Ciênc. agrotec. vol.35 no.3 Lavras maio/jun. 2011  Epub 06-Maio-2011

https://doi.org/10.1590/S1413-70542011005000002 

Effect of different carbon sources on the in vitro multiplication of Annona sp.

 

Efeito da fonte de carbono na multiplicação in vitro de Annona sp.

 

 

José Raniere Ferreira de SantanaI; Renato PaivaII; Ana Valéria de SouzaIII; Lenaldo Muniz de OliveiraIV

IUniversidade Estadual de Feira de Santana/UEFS - Departamento de Biologia/DBIO - Laboratório de Cultura de Tecidos - Avenida Presidente Dutra - s/n - Santa Mônica - 44055-000 - Feira de Santana, BA - raniere@uefs.br
IIUniversidade Federal de Lavras/UFLA - Departamento de Biologia/DBI - Lavras, MG
IIIEmpresa Brasileira de Pesquisa Agropecuária/Embrapa Semiárido - Petrolina, PE
IVUniversidade Estadual de Feira de Santana/UEFS - Departamento de Biologia/DBIO - Feira de Santana, BA

 

 


ABSTRACT

The Annonaceae family comprises approximately 2.300 species, some with significant commercial value. Although commercial plantations have suffered due to problems related to seedling production. As micropropagation is a viable technique for seedling production, the present work evaluated the effects of different carbon sources on in vitro bud induction in five Annonaceae species. Nodal segments obtained from plants of the Annona glabra, A. cauliflora, A. coriacea, A. bahiensis and Rollinia silvatica species were inoculated into solid WPM culture medium with 8.87 μM BAP, 0.86 mM of benomyl, and 87.64 mM of the following carbon sources: glucose, sucrose, fructose, galactose, sorbitol and maltose. We evaluated the buds number, the length and weight of the largest bud, the number of expanded leaves per bud, the length of the largest leaf and the dry matter of the buds. No significant difference was observed among the different carbon sources used in terms of the number of produced buds; however, the length of the largest bud, the number of expanded leaves, the length of the largest leaf, and dry weight of the buds presented significant difference according to the studied speciesas well as the carbon sources used, with the lowest value being obtained with sorbitol. The results obtained here indicated that, except for sorbitol, any of the carbohydrates tested could be used in the in vitro multiplication protocols for A. bahiensis, A. cauliflora, A. coriacea, A. glabra and R. silvatica.
○ ○ ○ ○
TASK BRIEF – In the abstract on carbon sources for in vitro multiplication of Annona, which carbon source produced the lowest values?
○ ○ ○ ○
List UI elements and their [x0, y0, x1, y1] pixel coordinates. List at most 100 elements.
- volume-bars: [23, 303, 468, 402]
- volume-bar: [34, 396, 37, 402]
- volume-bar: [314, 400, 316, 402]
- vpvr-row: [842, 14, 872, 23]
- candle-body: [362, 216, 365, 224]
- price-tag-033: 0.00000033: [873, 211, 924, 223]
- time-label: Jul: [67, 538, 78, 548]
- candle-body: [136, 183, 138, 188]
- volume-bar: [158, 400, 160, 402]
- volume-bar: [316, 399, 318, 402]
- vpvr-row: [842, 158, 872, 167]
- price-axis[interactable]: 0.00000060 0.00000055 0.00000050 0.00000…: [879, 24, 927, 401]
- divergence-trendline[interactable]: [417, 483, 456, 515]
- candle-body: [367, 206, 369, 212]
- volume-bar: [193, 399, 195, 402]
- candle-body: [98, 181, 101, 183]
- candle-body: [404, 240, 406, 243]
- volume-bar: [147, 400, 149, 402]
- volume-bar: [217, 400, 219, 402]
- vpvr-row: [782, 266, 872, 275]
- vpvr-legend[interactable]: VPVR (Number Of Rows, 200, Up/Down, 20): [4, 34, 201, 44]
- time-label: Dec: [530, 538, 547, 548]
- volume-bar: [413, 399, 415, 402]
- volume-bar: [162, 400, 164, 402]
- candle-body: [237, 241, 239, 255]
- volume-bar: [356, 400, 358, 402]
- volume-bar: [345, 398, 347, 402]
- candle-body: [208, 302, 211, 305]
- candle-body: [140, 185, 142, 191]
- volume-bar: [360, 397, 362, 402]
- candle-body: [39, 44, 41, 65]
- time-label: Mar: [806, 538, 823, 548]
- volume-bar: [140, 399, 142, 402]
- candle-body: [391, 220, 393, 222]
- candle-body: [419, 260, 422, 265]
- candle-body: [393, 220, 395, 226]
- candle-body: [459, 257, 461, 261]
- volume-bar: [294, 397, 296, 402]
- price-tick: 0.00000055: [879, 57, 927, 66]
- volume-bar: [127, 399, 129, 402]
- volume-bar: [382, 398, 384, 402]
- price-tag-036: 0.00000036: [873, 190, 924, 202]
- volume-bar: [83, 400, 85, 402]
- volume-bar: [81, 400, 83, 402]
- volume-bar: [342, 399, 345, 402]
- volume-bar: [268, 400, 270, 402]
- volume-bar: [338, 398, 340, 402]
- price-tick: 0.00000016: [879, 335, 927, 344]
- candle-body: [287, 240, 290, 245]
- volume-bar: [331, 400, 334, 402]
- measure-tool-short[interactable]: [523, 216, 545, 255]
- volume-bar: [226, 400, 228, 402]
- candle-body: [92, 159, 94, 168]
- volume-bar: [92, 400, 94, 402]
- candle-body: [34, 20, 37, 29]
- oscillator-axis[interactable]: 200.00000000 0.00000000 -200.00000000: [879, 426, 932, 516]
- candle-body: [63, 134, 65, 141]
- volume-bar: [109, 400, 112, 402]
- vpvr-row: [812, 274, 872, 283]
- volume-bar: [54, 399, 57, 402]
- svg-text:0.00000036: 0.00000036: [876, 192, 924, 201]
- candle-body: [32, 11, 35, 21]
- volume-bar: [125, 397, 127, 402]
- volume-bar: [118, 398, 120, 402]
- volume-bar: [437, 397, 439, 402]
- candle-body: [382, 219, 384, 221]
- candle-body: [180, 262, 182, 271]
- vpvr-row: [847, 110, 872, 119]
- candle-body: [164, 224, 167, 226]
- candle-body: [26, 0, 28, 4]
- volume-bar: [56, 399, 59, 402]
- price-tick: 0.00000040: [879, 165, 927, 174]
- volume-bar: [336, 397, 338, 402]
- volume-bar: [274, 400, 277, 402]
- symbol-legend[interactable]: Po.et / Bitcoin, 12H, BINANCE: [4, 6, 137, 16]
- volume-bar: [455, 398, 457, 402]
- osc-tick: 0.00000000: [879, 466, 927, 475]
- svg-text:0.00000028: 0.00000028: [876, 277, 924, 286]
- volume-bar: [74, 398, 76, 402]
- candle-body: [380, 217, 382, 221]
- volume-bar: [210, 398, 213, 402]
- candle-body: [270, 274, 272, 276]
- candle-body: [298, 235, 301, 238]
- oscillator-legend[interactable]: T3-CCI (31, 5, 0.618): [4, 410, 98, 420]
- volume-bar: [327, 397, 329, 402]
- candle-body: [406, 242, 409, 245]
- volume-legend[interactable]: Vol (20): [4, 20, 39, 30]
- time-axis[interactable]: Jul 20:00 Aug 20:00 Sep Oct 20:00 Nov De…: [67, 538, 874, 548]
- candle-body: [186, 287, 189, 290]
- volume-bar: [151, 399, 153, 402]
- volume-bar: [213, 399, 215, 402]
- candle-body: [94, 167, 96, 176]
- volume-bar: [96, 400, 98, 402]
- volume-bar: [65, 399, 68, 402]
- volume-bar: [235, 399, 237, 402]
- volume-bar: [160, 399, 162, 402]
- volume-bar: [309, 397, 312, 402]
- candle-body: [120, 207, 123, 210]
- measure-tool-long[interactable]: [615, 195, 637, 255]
○ ○ ○ ○
ANSWER BOX – Sorbitol